GOAL: Set down each line of the data below exactly as it stands, dropping the pictures.

GIVEN RECORDS:
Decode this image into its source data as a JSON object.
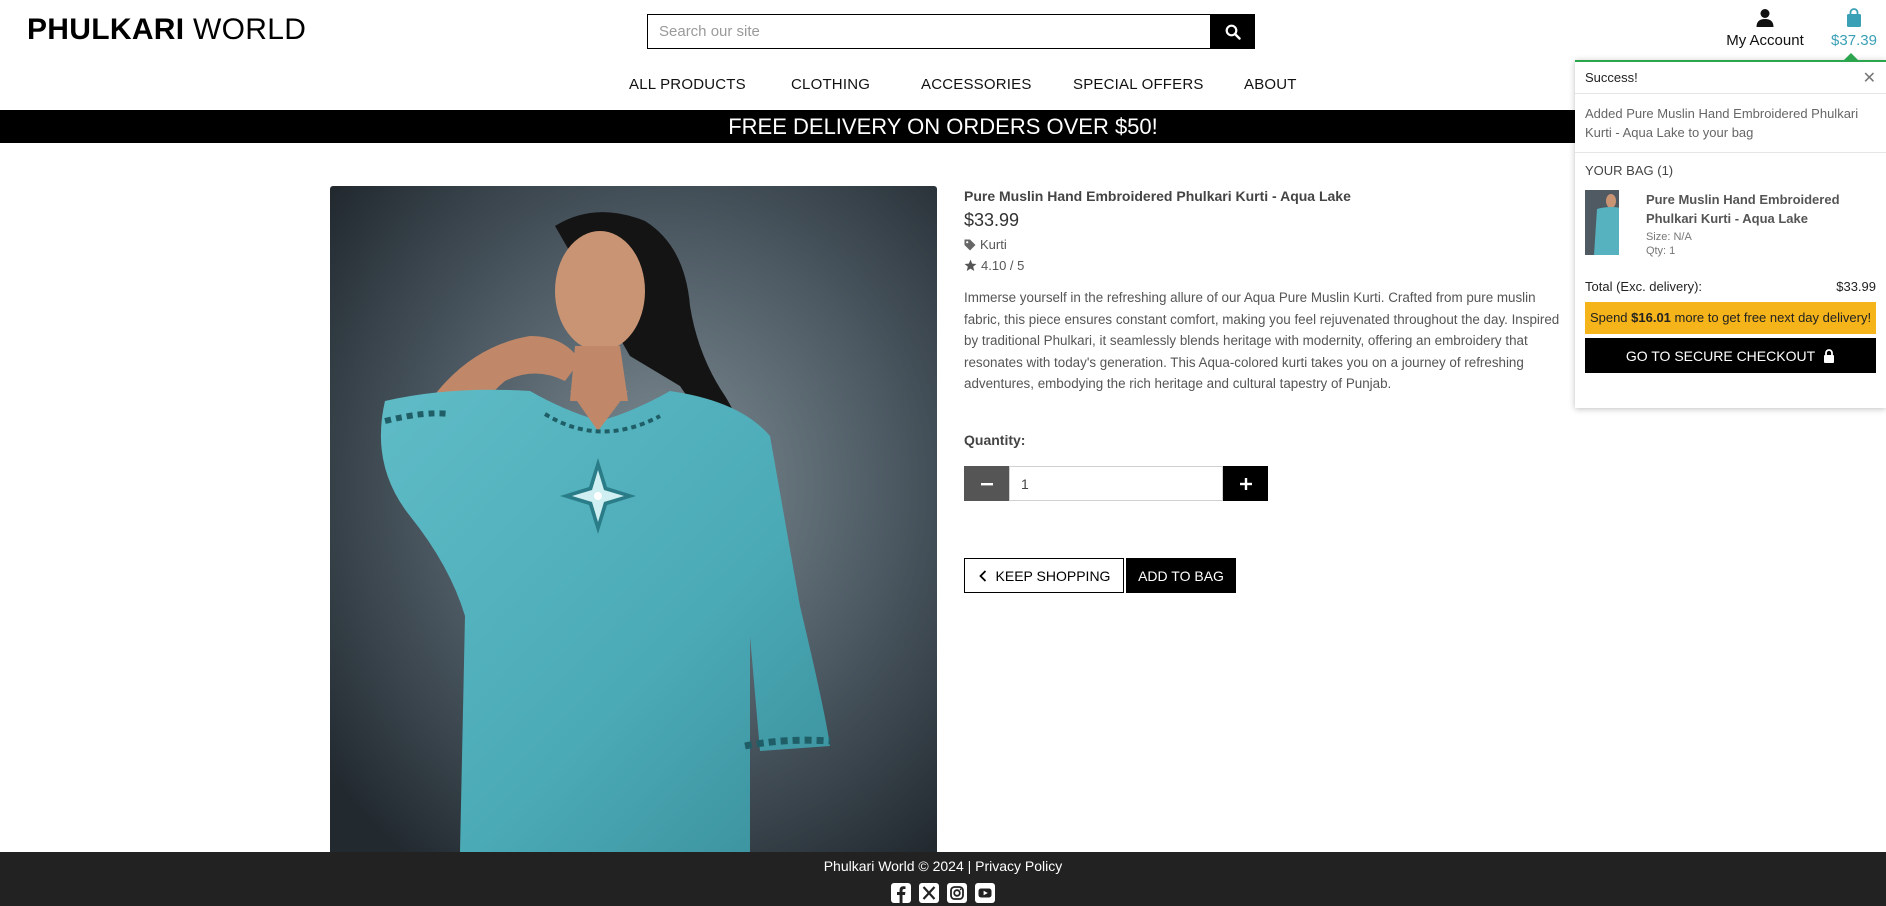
{
  "header": {
    "logo_bold": "PHULKARI",
    "logo_light": "WORLD",
    "search_placeholder": "Search our site",
    "account_label": "My Account",
    "bag_total": "$37.39"
  },
  "nav": {
    "items": [
      "ALL PRODUCTS",
      "CLOTHING",
      "ACCESSORIES",
      "SPECIAL OFFERS",
      "ABOUT"
    ]
  },
  "banner": {
    "text": "FREE DELIVERY ON ORDERS OVER $50!"
  },
  "product": {
    "name": "Pure Muslin Hand Embroidered Phulkari Kurti - Aqua Lake",
    "price": "$33.99",
    "category": "Kurti",
    "rating": "4.10 / 5",
    "description": "Immerse yourself in the refreshing allure of our Aqua Pure Muslin Kurti. Crafted from pure muslin fabric, this piece ensures constant comfort, making you feel rejuvenated throughout the day. Inspired by traditional Phulkari, it seamlessly blends heritage with modernity, offering an embroidery that resonates with today's generation. This Aqua-colored kurti takes you on a journey of refreshing adventures, embodying the rich heritage and cultural tapestry of Punjab.",
    "quantity_label": "Quantity:",
    "quantity_value": "1",
    "keep_shopping": "KEEP SHOPPING",
    "add_to_bag": "ADD TO BAG"
  },
  "toast": {
    "title": "Success!",
    "message": "Added Pure Muslin Hand Embroidered Phulkari Kurti - Aqua Lake to your bag",
    "bag_heading": "YOUR BAG (1)",
    "item_name": "Pure Muslin Hand Embroidered Phulkari Kurti - Aqua Lake",
    "item_size": "Size: N/A",
    "item_qty": "Qty: 1",
    "total_label": "Total (Exc. delivery):",
    "total_value": "$33.99",
    "spend_prefix": "Spend ",
    "spend_amount": "$16.01",
    "spend_suffix": " more to get free next day delivery!",
    "checkout": "GO TO SECURE CHECKOUT"
  },
  "footer": {
    "copyright": "Phulkari World © 2024 | Privacy Policy",
    "social_icons": [
      "facebook-icon",
      "x-icon",
      "instagram-icon",
      "youtube-icon"
    ]
  },
  "colors": {
    "accent_bag": "#3aa0b5",
    "success_border": "#2da44e",
    "spend_bar": "#f5b419",
    "footer_bg": "#222222"
  }
}
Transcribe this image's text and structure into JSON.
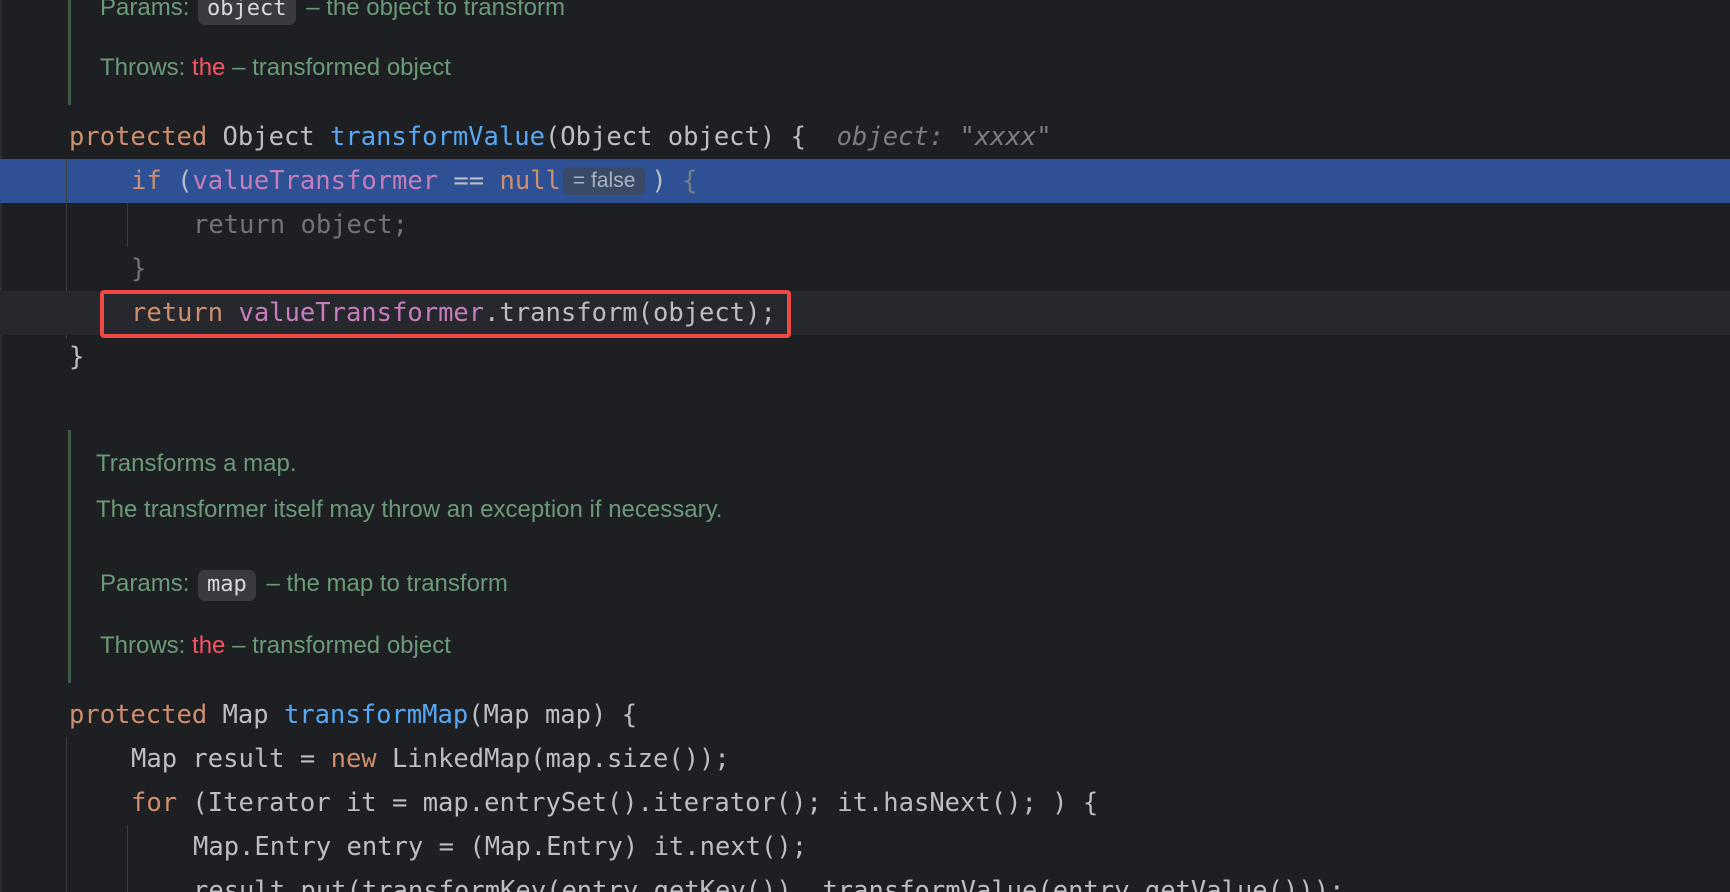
{
  "doc1": {
    "params_label": "Params:",
    "params_chip": "object",
    "params_text": "– the object to transform",
    "throws_label": "Throws:",
    "throws_red": "the",
    "throws_text": "– transformed object"
  },
  "method1": {
    "modifier": "protected",
    "return_type": "Object",
    "name": "transformValue",
    "signature_rest": "(Object object) {",
    "hint": "object: \"xxxx\"",
    "if_kw": "if",
    "if_open": " (",
    "field": "valueTransformer",
    "op": " == ",
    "null_kw": "null",
    "inlay": "= false",
    "if_close": ")",
    "brace": "{",
    "inner_return": "return object;",
    "close_brace_inner": "}",
    "return_kw": "return",
    "return_field": "valueTransformer",
    "return_rest": ".transform(object);",
    "close_brace": "}"
  },
  "doc2": {
    "line1": "Transforms a map.",
    "line2": "The transformer itself may throw an exception if necessary.",
    "params_label": "Params:",
    "params_chip": "map",
    "params_text": "– the map to transform",
    "throws_label": "Throws:",
    "throws_red": "the",
    "throws_text": "– transformed object"
  },
  "method2": {
    "modifier": "protected",
    "return_type": "Map",
    "name": "transformMap",
    "signature_rest": "(Map map) {",
    "line1_prefix": "Map result = ",
    "line1_new": "new",
    "line1_rest": " LinkedMap(map.size());",
    "line2_for": "for",
    "line2_rest": " (Iterator it = map.entrySet().iterator(); it.hasNext(); ) {",
    "line3": "Map.Entry entry = (Map.Entry) it.next();",
    "line4": "result.put(transformKey(entry.getKey()), transformValue(entry.getValue()));"
  },
  "colors": {
    "background": "#1e1f22",
    "selection": "#2d5194",
    "keyword": "#cf8e6d",
    "function": "#56a8f5",
    "field": "#c77dbb",
    "doc_comment": "#6a9a78",
    "error_red": "#f75464",
    "annotation_box": "#ef4845"
  }
}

WRITTEN RESPONSE:
Decode this image into its source data as a JSON object.
{
  "header": {
    "logo_bold": "PHULKARI",
    "logo_light": "WORLD",
    "search_placeholder": "Search our site",
    "account_label": "My Account",
    "bag_total": "$37.39"
  },
  "nav": {
    "items": [
      "ALL PRODUCTS",
      "CLOTHING",
      "ACCESSORIES",
      "SPECIAL OFFERS",
      "ABOUT"
    ]
  },
  "banner": {
    "text": "FREE DELIVERY ON ORDERS OVER $50!"
  },
  "product": {
    "name": "Pure Muslin Hand Embroidered Phulkari Kurti - Aqua Lake",
    "price": "$33.99",
    "category": "Kurti",
    "rating": "4.10 / 5",
    "description": "Immerse yourself in the refreshing allure of our Aqua Pure Muslin Kurti. Crafted from pure muslin fabric, this piece ensures constant comfort, making you feel rejuvenated throughout the day. Inspired by traditional Phulkari, it seamlessly blends heritage with modernity, offering an embroidery that resonates with today's generation. This Aqua-colored kurti takes you on a journey of refreshing adventures, embodying the rich heritage and cultural tapestry of Punjab.",
    "quantity_label": "Quantity:",
    "quantity_value": "1",
    "keep_shopping": "KEEP SHOPPING",
    "add_to_bag": "ADD TO BAG"
  },
  "toast": {
    "title": "Success!",
    "message": "Added Pure Muslin Hand Embroidered Phulkari Kurti - Aqua Lake to your bag",
    "bag_heading": "YOUR BAG (1)",
    "item_name": "Pure Muslin Hand Embroidered Phulkari Kurti - Aqua Lake",
    "item_size": "Size: N/A",
    "item_qty": "Qty: 1",
    "total_label": "Total (Exc. delivery):",
    "total_value": "$33.99",
    "spend_prefix": "Spend ",
    "spend_amount": "$16.01",
    "spend_suffix": " more to get free next day delivery!",
    "checkout": "GO TO SECURE CHECKOUT"
  },
  "footer": {
    "copyright": "Phulkari World © 2024 | Privacy Policy",
    "social_icons": [
      "facebook-icon",
      "x-icon",
      "instagram-icon",
      "youtube-icon"
    ]
  },
  "colors": {
    "accent_bag": "#3aa0b5",
    "success_border": "#2da44e",
    "spend_bar": "#f5b419",
    "footer_bg": "#222222"
  }
}
Transcribe this image's text and structure into JSON.
{
  "doc1": {
    "params_label": "Params:",
    "params_chip": "object",
    "params_text": "– the object to transform",
    "throws_label": "Throws:",
    "throws_red": "the",
    "throws_text": "– transformed object"
  },
  "method1": {
    "modifier": "protected",
    "return_type": "Object",
    "name": "transformValue",
    "signature_rest": "(Object object) {",
    "hint": "object: \"xxxx\"",
    "if_kw": "if",
    "if_open": " (",
    "field": "valueTransformer",
    "op": " == ",
    "null_kw": "null",
    "inlay": "= false",
    "if_close": ")",
    "brace": "{",
    "inner_return": "return object;",
    "close_brace_inner": "}",
    "return_kw": "return",
    "return_field": "valueTransformer",
    "return_rest": ".transform(object);",
    "close_brace": "}"
  },
  "doc2": {
    "line1": "Transforms a map.",
    "line2": "The transformer itself may throw an exception if necessary.",
    "params_label": "Params:",
    "params_chip": "map",
    "params_text": "– the map to transform",
    "throws_label": "Throws:",
    "throws_red": "the",
    "throws_text": "– transformed object"
  },
  "method2": {
    "modifier": "protected",
    "return_type": "Map",
    "name": "transformMap",
    "signature_rest": "(Map map) {",
    "line1_prefix": "Map result = ",
    "line1_new": "new",
    "line1_rest": " LinkedMap(map.size());",
    "line2_for": "for",
    "line2_rest": " (Iterator it = map.entrySet().iterator(); it.hasNext(); ) {",
    "line3": "Map.Entry entry = (Map.Entry) it.next();",
    "line4": "result.put(transformKey(entry.getKey()), transformValue(entry.getValue()));"
  },
  "colors": {
    "background": "#1e1f22",
    "selection": "#2d5194",
    "keyword": "#cf8e6d",
    "function": "#56a8f5",
    "field": "#c77dbb",
    "doc_comment": "#6a9a78",
    "error_red": "#f75464",
    "annotation_box": "#ef4845"
  }
}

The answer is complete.